Stored data entries
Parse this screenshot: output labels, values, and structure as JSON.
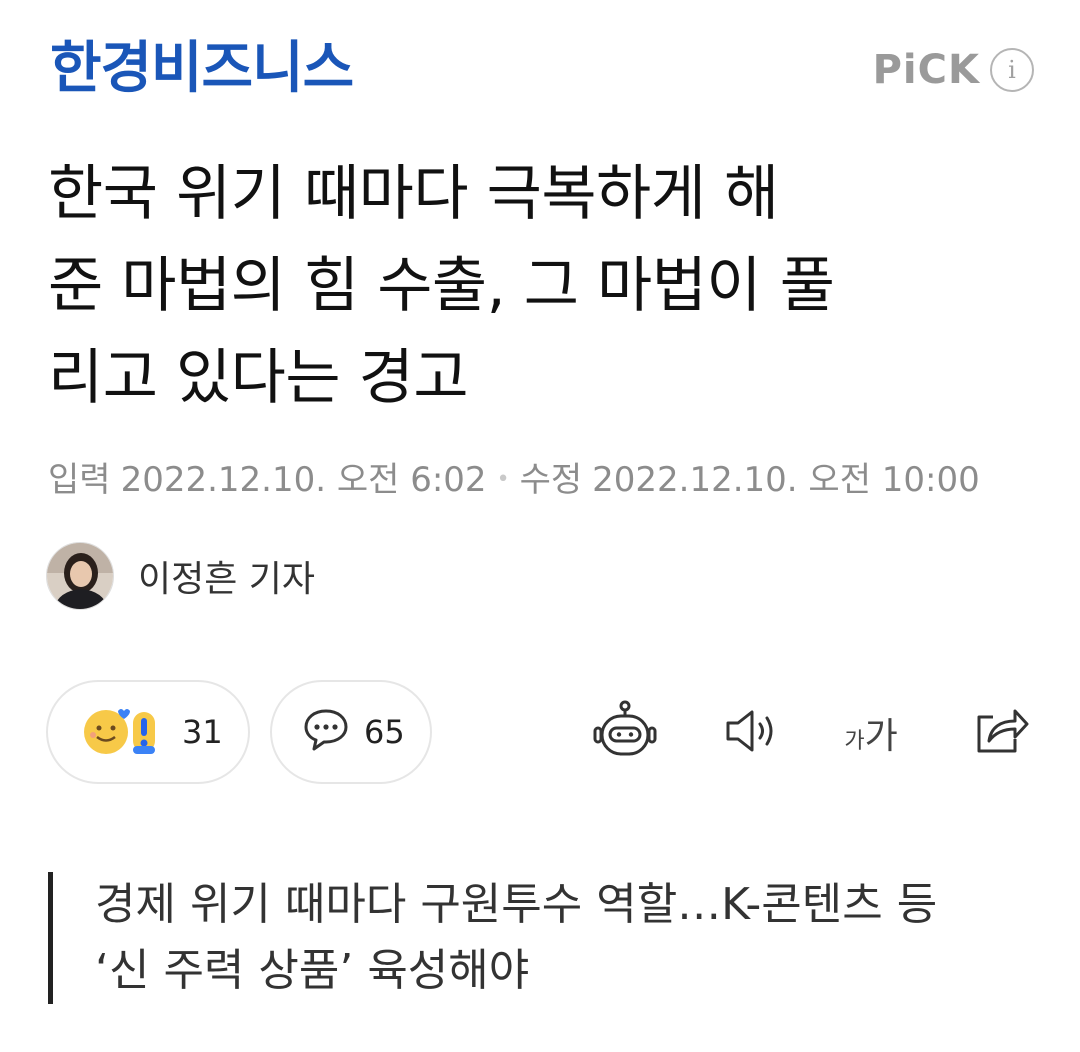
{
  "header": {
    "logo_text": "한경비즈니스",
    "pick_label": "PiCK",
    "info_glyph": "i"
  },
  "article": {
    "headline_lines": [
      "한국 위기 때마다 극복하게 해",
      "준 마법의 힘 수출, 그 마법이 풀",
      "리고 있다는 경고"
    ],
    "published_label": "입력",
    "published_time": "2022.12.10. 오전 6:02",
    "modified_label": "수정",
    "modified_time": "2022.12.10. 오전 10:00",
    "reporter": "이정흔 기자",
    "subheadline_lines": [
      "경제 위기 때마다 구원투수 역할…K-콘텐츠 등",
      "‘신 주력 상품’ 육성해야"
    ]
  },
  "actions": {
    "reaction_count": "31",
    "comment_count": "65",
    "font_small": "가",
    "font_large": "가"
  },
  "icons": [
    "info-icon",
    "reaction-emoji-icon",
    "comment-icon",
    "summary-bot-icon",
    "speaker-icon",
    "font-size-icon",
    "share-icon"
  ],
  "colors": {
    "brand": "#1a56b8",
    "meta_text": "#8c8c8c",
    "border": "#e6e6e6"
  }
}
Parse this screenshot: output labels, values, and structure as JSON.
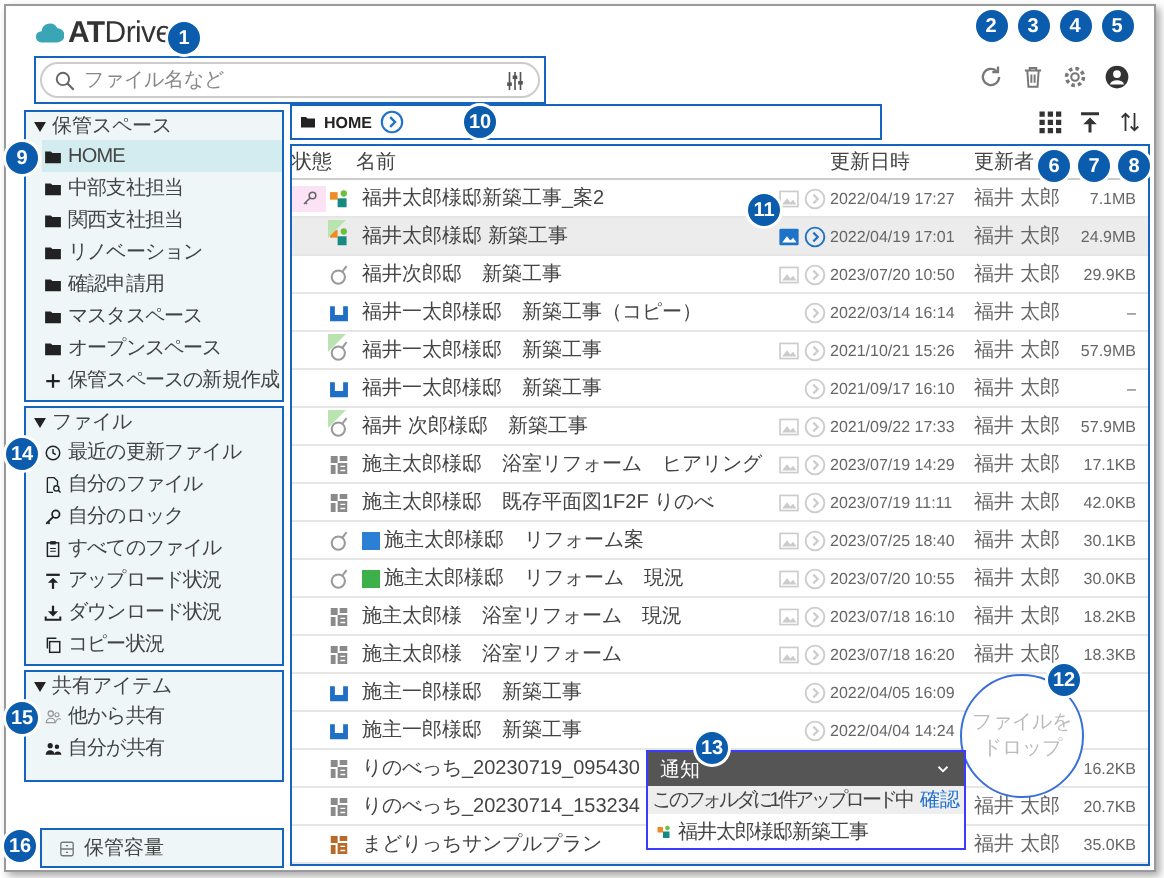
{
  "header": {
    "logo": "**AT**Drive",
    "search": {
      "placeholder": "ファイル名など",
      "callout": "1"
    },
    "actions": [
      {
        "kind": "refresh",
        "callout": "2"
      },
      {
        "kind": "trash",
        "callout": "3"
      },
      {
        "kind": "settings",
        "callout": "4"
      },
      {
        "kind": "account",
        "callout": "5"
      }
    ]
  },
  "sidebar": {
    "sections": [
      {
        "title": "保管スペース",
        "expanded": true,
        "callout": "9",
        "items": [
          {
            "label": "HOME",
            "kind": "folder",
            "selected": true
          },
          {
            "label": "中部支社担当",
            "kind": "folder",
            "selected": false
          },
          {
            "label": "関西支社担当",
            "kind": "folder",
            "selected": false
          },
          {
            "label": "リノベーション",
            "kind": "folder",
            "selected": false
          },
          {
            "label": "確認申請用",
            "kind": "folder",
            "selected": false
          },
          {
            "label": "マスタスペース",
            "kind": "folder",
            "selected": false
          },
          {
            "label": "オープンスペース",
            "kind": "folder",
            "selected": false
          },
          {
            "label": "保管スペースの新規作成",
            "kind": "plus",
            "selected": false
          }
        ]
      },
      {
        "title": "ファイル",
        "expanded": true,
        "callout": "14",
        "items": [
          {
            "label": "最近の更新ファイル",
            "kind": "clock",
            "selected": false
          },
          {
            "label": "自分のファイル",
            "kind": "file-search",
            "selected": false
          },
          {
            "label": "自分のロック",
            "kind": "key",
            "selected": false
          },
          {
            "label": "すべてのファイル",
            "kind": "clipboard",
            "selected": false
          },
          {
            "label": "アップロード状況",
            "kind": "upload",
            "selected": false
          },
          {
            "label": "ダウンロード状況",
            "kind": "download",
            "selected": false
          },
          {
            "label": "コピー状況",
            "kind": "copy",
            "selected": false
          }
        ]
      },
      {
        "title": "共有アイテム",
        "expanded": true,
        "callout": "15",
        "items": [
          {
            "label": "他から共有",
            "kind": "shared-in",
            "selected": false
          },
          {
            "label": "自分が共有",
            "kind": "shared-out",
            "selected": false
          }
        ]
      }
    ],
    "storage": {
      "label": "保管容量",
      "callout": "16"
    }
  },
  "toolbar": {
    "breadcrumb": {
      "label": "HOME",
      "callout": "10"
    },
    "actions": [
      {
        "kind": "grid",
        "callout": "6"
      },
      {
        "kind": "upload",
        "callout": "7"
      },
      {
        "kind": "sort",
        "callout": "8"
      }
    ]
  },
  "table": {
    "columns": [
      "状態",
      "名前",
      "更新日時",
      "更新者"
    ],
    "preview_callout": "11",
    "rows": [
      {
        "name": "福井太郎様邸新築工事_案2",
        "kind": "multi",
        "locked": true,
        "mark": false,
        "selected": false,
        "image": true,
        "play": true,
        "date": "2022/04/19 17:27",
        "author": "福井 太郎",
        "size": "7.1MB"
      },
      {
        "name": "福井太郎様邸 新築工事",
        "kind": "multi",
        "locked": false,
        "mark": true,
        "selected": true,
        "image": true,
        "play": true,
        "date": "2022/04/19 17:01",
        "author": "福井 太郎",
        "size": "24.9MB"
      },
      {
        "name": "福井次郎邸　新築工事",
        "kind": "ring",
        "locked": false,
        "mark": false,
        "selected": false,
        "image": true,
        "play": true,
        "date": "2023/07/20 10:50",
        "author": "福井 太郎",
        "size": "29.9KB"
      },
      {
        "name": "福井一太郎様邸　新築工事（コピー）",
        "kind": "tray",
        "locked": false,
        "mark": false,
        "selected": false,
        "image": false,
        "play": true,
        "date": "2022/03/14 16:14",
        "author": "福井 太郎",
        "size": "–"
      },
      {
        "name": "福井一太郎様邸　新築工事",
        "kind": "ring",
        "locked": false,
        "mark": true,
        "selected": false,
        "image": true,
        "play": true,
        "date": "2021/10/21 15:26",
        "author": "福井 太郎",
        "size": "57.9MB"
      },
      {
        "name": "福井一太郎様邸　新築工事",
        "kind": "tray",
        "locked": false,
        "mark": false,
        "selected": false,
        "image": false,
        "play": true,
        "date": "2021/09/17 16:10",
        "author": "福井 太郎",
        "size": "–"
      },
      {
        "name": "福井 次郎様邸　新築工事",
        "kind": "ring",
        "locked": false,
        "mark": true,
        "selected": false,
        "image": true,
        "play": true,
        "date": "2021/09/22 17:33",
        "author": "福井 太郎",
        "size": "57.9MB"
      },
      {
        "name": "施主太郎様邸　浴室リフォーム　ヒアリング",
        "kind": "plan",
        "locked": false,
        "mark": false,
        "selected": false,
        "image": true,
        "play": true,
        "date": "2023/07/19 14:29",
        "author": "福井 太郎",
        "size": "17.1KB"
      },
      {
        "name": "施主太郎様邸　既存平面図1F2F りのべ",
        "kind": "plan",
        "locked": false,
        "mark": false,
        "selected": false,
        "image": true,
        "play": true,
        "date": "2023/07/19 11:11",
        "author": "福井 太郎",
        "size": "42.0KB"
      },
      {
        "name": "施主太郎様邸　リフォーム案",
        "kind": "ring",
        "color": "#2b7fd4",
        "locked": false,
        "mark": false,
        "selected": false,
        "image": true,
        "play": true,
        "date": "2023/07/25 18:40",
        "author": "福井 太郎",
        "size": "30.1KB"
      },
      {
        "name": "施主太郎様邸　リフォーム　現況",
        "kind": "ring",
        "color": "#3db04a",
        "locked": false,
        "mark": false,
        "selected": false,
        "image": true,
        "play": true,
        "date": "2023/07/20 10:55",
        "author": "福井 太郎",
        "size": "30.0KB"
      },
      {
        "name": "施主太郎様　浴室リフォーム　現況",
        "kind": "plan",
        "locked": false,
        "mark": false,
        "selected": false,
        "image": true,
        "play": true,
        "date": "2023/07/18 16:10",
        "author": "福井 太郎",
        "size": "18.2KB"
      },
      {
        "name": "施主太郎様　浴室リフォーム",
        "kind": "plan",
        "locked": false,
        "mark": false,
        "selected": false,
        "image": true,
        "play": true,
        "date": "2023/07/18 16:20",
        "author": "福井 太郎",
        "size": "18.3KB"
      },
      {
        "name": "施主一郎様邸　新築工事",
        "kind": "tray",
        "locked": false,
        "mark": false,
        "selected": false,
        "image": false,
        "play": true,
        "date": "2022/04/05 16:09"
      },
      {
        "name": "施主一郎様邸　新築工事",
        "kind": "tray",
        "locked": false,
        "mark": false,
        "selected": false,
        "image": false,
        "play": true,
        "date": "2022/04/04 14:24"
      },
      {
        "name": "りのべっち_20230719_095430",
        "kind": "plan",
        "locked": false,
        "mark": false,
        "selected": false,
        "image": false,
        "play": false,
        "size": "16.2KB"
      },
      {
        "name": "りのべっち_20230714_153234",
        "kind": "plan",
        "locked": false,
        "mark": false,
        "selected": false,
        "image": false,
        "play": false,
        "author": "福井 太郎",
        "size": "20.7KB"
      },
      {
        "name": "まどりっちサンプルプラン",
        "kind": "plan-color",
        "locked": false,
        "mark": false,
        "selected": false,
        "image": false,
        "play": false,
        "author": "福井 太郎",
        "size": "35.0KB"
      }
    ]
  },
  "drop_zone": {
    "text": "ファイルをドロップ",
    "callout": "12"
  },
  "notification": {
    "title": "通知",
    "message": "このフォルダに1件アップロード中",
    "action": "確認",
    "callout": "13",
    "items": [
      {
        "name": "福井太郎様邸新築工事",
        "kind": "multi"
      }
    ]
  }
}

▶ DIRECTIVE
Filter out all lines lacking the word "施主太郎様邸" and copy the rest.

▶ WORKED SOLUTION
        "name": "施主太郎様邸　浴室リフォーム　ヒアリング",
        "name": "施主太郎様邸　既存平面図1F2F りのべ",
        "name": "施主太郎様邸　リフォーム案",
        "name": "施主太郎様邸　リフォーム　現況",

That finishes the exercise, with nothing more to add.